# Start of Records

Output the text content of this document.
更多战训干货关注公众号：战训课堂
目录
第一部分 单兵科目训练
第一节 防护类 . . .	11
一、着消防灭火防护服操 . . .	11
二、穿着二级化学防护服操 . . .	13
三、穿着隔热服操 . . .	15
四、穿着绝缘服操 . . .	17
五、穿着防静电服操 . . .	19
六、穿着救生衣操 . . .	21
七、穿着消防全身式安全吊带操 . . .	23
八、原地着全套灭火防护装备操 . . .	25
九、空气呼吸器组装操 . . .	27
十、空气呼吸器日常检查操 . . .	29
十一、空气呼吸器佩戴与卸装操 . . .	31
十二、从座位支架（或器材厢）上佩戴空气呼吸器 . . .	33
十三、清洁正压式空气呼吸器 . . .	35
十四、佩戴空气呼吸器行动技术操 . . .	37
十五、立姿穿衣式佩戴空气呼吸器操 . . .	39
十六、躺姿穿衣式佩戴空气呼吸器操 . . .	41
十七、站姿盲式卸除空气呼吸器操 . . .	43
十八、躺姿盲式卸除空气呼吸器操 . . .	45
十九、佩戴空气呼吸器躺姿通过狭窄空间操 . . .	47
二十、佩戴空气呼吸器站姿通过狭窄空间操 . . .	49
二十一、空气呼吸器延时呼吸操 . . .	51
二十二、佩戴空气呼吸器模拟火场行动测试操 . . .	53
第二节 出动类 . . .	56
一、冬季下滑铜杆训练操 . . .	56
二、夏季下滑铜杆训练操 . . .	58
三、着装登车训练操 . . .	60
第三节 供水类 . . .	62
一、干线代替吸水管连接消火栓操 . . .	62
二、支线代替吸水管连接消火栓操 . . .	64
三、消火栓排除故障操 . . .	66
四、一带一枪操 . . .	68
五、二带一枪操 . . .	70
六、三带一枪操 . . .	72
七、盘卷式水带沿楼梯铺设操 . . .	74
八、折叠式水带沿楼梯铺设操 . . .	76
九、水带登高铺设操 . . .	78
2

# End of Records
# Start of Records

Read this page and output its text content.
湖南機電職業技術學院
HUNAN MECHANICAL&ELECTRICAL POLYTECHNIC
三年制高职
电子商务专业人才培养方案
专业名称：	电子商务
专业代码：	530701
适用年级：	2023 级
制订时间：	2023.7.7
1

# End of Records
# Start of Records

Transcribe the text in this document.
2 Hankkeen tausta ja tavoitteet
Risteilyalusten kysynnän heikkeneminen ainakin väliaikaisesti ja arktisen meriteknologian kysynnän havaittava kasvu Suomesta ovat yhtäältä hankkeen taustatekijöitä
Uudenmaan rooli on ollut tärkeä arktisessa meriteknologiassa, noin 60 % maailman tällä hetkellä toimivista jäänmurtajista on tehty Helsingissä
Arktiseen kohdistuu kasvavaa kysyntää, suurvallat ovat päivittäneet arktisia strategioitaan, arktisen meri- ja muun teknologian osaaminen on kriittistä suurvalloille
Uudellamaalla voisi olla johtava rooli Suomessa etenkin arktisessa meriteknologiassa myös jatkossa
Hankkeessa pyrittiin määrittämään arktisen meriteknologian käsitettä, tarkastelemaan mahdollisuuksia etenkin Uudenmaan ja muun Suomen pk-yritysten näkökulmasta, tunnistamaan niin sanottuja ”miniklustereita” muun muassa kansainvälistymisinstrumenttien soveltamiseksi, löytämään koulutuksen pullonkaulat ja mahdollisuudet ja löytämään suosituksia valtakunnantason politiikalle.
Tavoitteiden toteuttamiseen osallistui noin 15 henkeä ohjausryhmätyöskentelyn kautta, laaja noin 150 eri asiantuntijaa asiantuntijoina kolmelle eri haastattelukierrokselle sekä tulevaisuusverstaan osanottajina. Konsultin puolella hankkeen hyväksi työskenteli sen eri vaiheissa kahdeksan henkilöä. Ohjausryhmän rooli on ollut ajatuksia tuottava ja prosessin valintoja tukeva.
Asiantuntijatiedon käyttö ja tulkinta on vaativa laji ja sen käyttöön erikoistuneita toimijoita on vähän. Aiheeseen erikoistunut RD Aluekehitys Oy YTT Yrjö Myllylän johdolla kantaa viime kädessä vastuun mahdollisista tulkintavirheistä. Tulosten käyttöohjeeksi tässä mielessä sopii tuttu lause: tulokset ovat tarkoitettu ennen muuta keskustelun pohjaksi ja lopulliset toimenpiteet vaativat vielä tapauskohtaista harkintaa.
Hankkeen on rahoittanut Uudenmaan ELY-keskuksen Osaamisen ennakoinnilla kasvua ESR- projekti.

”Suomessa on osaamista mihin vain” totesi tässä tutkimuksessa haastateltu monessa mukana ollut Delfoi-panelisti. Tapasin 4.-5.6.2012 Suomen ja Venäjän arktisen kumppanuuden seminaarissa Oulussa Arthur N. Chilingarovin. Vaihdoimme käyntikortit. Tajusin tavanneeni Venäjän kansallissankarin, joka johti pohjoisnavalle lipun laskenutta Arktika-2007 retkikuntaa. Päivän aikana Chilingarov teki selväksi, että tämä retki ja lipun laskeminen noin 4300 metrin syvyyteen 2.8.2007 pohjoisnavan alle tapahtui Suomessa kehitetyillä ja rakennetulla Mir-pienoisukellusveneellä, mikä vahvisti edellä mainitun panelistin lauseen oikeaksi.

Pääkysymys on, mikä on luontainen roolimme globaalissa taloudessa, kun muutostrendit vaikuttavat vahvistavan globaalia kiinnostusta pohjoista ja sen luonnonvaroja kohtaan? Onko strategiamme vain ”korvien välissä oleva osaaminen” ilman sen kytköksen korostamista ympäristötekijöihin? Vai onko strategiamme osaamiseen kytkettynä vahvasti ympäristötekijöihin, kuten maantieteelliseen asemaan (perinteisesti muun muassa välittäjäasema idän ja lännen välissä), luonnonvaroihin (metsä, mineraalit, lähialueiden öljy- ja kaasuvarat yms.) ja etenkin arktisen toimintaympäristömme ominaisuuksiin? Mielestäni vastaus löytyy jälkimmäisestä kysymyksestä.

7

# End of Records

Stated goal. Identify the lines in the entries that hold "this" and return each one.

Output of the task.
Output the text content of this document.
Read this page and output its text content.
Transcribe the text in this document.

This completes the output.